(Data records)

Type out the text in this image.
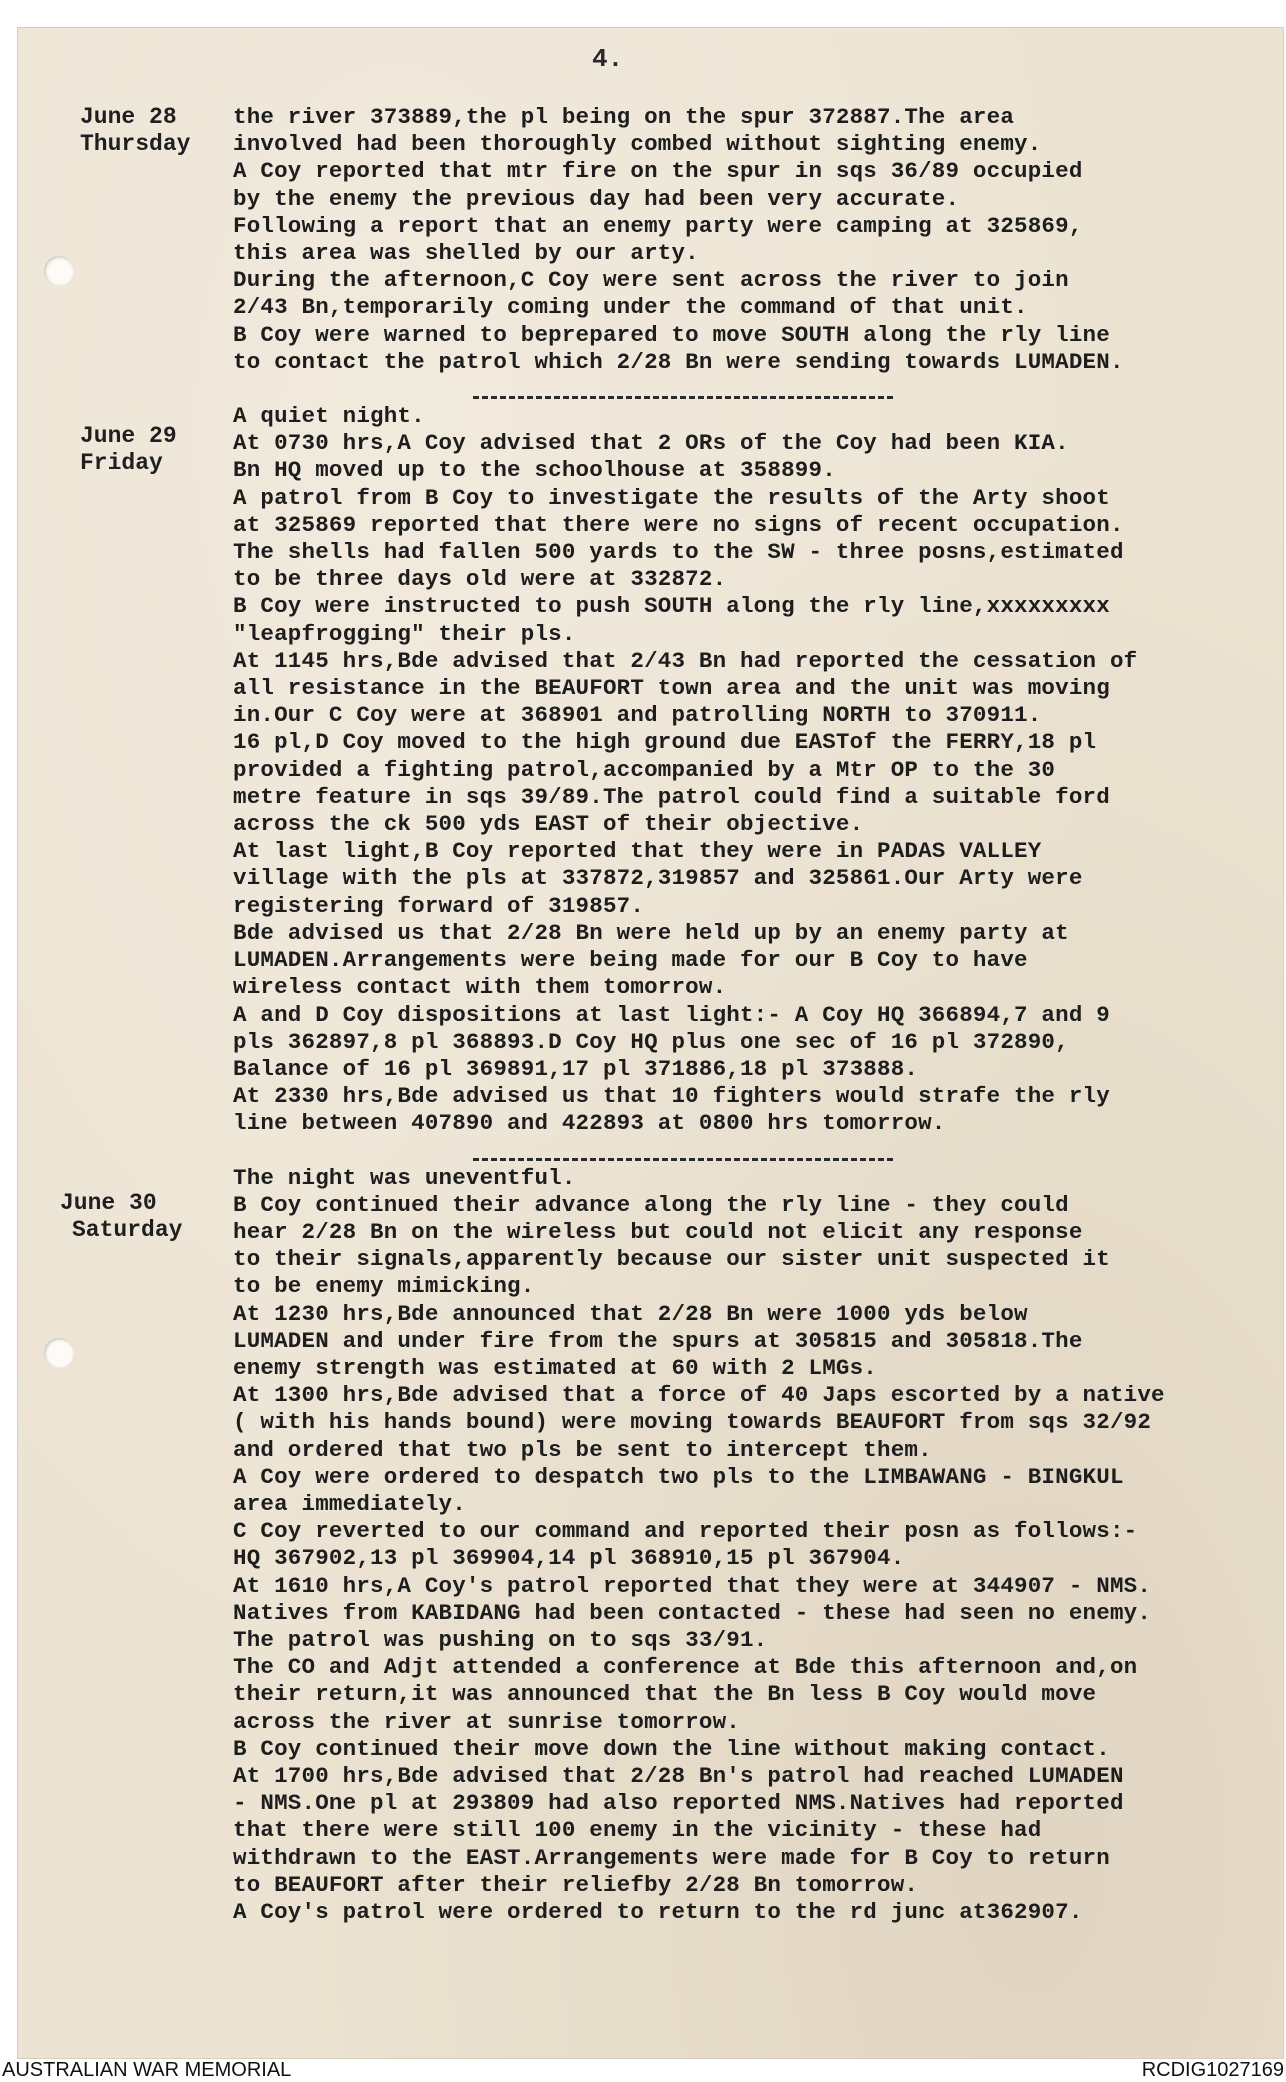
4.
June 28
Thursday
June 29
Friday
June 30
Saturday
the river 373889,the pl being on the spur 372887.The area
involved had been thoroughly combed without sighting enemy.
A Coy reported that mtr fire on the spur in sqs 36/89 occupied
by the enemy the previous day had been very accurate.
Following a report that an enemy party were camping at 325869,
this area was shelled by our arty.
During the afternoon,C Coy were sent across the river to join
2/43 Bn,temporarily coming under the command of that unit.
B Coy were warned to beprepared to move SOUTH along the rly line
to contact the patrol which 2/28 Bn were sending towards LUMADEN.
A quiet night.
At 0730 hrs,A Coy advised that 2 ORs of the Coy had been KIA.
Bn HQ moved up to the schoolhouse at 358899.
A patrol from B Coy to investigate the results of the Arty shoot
at 325869 reported that there were no signs of recent occupation.
The shells had fallen 500 yards to the SW - three posns,estimated
to be three days old were at 332872.
B Coy were instructed to push SOUTH along the rly line,xxxxxxxxx
"leapfrogging" their pls.
At 1145 hrs,Bde advised that 2/43 Bn had reported the cessation of
all resistance in the BEAUFORT town area and the unit was moving
in.Our C Coy were at 368901 and patrolling NORTH to 370911.
16 pl,D Coy moved to the high ground due EASTof the FERRY,18 pl
provided a fighting patrol,accompanied by a Mtr OP to the 30
metre feature in sqs 39/89.The patrol could find a suitable ford
across the ck 500 yds EAST of their objective.
At last light,B Coy reported that they were in PADAS VALLEY
village with the pls at 337872,319857 and 325861.Our Arty were
registering forward of 319857.
Bde advised us that 2/28 Bn were held up by an enemy party at
LUMADEN.Arrangements were being made for our B Coy to have
wireless contact with them tomorrow.
A and D Coy dispositions at last light:- A Coy HQ 366894,7 and 9
pls 362897,8 pl 368893.D Coy HQ plus one sec of 16 pl 372890,
Balance of 16 pl 369891,17 pl 371886,18 pl 373888.
At 2330 hrs,Bde advised us that 10 fighters would strafe the rly
line between 407890 and 422893 at 0800 hrs tomorrow.
The night was uneventful.
B Coy continued their advance along the rly line - they could
hear 2/28 Bn on the wireless but could not elicit any response
to their signals,apparently because our sister unit suspected it
to be enemy mimicking.
At 1230 hrs,Bde announced that 2/28 Bn were 1000 yds below
LUMADEN and under fire from the spurs at 305815 and 305818.The
enemy strength was estimated at 60 with 2 LMGs.
At 1300 hrs,Bde advised that a force of 40 Japs escorted by a native
( with his hands bound) were moving towards BEAUFORT from sqs 32/92
and ordered that two pls be sent to intercept them.
A Coy were ordered to despatch two pls to the LIMBAWANG - BINGKUL
area immediately.
C Coy reverted to our command and reported their posn as follows:-
HQ 367902,13 pl 369904,14 pl 368910,15 pl 367904.
At 1610 hrs,A Coy's patrol reported that they were at 344907 - NMS.
Natives from KABIDANG had been contacted - these had seen no enemy.
The patrol was pushing on to sqs 33/91.
The CO and Adjt attended a conference at Bde this afternoon and,on
their return,it was announced that the Bn less B Coy would move
across the river at sunrise tomorrow.
B Coy continued their move down the line without making contact.
At 1700 hrs,Bde advised that 2/28 Bn's patrol had reached LUMADEN
- NMS.One pl at 293809 had also reported NMS.Natives had reported
that there were still 100 enemy in the vicinity - these had
withdrawn to the EAST.Arrangements were made for B Coy to return
to BEAUFORT after their reliefby 2/28 Bn tomorrow.
A Coy's patrol were ordered to return to the rd junc at362907.
AUSTRALIAN WAR MEMORIAL	RCDIG1027169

- Problem details -
Word for word, quote the full listing, omitting every picture.

- Task solution -
Type out the text in this image.
4.
June 28
Thursday
June 29
Friday
June 30
Saturday
the river 373889,the pl being on the spur 372887.The area
involved had been thoroughly combed without sighting enemy.
A Coy reported that mtr fire on the spur in sqs 36/89 occupied
by the enemy the previous day had been very accurate.
Following a report that an enemy party were camping at 325869,
this area was shelled by our arty.
During the afternoon,C Coy were sent across the river to join
2/43 Bn,temporarily coming under the command of that unit.
B Coy were warned to beprepared to move SOUTH along the rly line
to contact the patrol which 2/28 Bn were sending towards LUMADEN.
A quiet night.
At 0730 hrs,A Coy advised that 2 ORs of the Coy had been KIA.
Bn HQ moved up to the schoolhouse at 358899.
A patrol from B Coy to investigate the results of the Arty shoot
at 325869 reported that there were no signs of recent occupation.
The shells had fallen 500 yards to the SW - three posns,estimated
to be three days old were at 332872.
B Coy were instructed to push SOUTH along the rly line,xxxxxxxxx
"leapfrogging" their pls.
At 1145 hrs,Bde advised that 2/43 Bn had reported the cessation of
all resistance in the BEAUFORT town area and the unit was moving
in.Our C Coy were at 368901 and patrolling NORTH to 370911.
16 pl,D Coy moved to the high ground due EASTof the FERRY,18 pl
provided a fighting patrol,accompanied by a Mtr OP to the 30
metre feature in sqs 39/89.The patrol could find a suitable ford
across the ck 500 yds EAST of their objective.
At last light,B Coy reported that they were in PADAS VALLEY
village with the pls at 337872,319857 and 325861.Our Arty were
registering forward of 319857.
Bde advised us that 2/28 Bn were held up by an enemy party at
LUMADEN.Arrangements were being made for our B Coy to have
wireless contact with them tomorrow.
A and D Coy dispositions at last light:- A Coy HQ 366894,7 and 9
pls 362897,8 pl 368893.D Coy HQ plus one sec of 16 pl 372890,
Balance of 16 pl 369891,17 pl 371886,18 pl 373888.
At 2330 hrs,Bde advised us that 10 fighters would strafe the rly
line between 407890 and 422893 at 0800 hrs tomorrow.
The night was uneventful.
B Coy continued their advance along the rly line - they could
hear 2/28 Bn on the wireless but could not elicit any response
to their signals,apparently because our sister unit suspected it
to be enemy mimicking.
At 1230 hrs,Bde announced that 2/28 Bn were 1000 yds below
LUMADEN and under fire from the spurs at 305815 and 305818.The
enemy strength was estimated at 60 with 2 LMGs.
At 1300 hrs,Bde advised that a force of 40 Japs escorted by a native
( with his hands bound) were moving towards BEAUFORT from sqs 32/92
and ordered that two pls be sent to intercept them.
A Coy were ordered to despatch two pls to the LIMBAWANG - BINGKUL
area immediately.
C Coy reverted to our command and reported their posn as follows:-
HQ 367902,13 pl 369904,14 pl 368910,15 pl 367904.
At 1610 hrs,A Coy's patrol reported that they were at 344907 - NMS.
Natives from KABIDANG had been contacted - these had seen no enemy.
The patrol was pushing on to sqs 33/91.
The CO and Adjt attended a conference at Bde this afternoon and,on
their return,it was announced that the Bn less B Coy would move
across the river at sunrise tomorrow.
B Coy continued their move down the line without making contact.
At 1700 hrs,Bde advised that 2/28 Bn's patrol had reached LUMADEN
- NMS.One pl at 293809 had also reported NMS.Natives had reported
that there were still 100 enemy in the vicinity - these had
withdrawn to the EAST.Arrangements were made for B Coy to return
to BEAUFORT after their reliefby 2/28 Bn tomorrow.
A Coy's patrol were ordered to return to the rd junc at362907.
AUSTRALIAN WAR MEMORIAL	RCDIG1027169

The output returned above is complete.